▶ **Records provided**

.....

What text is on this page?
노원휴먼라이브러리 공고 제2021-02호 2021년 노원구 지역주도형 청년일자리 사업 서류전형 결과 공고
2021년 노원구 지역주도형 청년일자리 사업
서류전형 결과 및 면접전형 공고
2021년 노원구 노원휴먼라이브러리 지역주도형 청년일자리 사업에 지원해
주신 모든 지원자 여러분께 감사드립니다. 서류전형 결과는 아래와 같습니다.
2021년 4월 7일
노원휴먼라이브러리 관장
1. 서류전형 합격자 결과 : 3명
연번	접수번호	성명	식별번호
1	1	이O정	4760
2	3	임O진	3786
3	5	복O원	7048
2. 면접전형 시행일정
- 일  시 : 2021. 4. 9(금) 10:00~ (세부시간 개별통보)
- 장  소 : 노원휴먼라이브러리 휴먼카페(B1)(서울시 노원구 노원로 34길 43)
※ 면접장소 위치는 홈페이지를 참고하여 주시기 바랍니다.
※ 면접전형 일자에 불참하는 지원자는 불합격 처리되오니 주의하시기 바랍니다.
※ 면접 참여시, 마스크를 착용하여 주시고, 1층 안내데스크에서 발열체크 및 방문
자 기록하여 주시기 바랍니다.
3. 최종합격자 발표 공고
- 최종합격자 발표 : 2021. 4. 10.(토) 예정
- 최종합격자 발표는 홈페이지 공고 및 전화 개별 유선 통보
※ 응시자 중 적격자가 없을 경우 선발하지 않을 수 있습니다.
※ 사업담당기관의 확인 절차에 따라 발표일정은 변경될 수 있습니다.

.....

▶ **What is needed**
Your task is to print all of the records exactly.

▶ **Answer for this exercise**
What text is on this page?
노원휴먼라이브러리 공고 제2021-02호 2021년 노원구 지역주도형 청년일자리 사업 서류전형 결과 공고
2021년 노원구 지역주도형 청년일자리 사업
서류전형 결과 및 면접전형 공고
2021년 노원구 노원휴먼라이브러리 지역주도형 청년일자리 사업에 지원해
주신 모든 지원자 여러분께 감사드립니다. 서류전형 결과는 아래와 같습니다.
2021년 4월 7일
노원휴먼라이브러리 관장
1. 서류전형 합격자 결과 : 3명
연번	접수번호	성명	식별번호
1	1	이O정	4760
2	3	임O진	3786
3	5	복O원	7048
2. 면접전형 시행일정
- 일  시 : 2021. 4. 9(금) 10:00~ (세부시간 개별통보)
- 장  소 : 노원휴먼라이브러리 휴먼카페(B1)(서울시 노원구 노원로 34길 43)
※ 면접장소 위치는 홈페이지를 참고하여 주시기 바랍니다.
※ 면접전형 일자에 불참하는 지원자는 불합격 처리되오니 주의하시기 바랍니다.
※ 면접 참여시, 마스크를 착용하여 주시고, 1층 안내데스크에서 발열체크 및 방문
자 기록하여 주시기 바랍니다.
3. 최종합격자 발표 공고
- 최종합격자 발표 : 2021. 4. 10.(토) 예정
- 최종합격자 발표는 홈페이지 공고 및 전화 개별 유선 통보
※ 응시자 중 적격자가 없을 경우 선발하지 않을 수 있습니다.
※ 사업담당기관의 확인 절차에 따라 발표일정은 변경될 수 있습니다.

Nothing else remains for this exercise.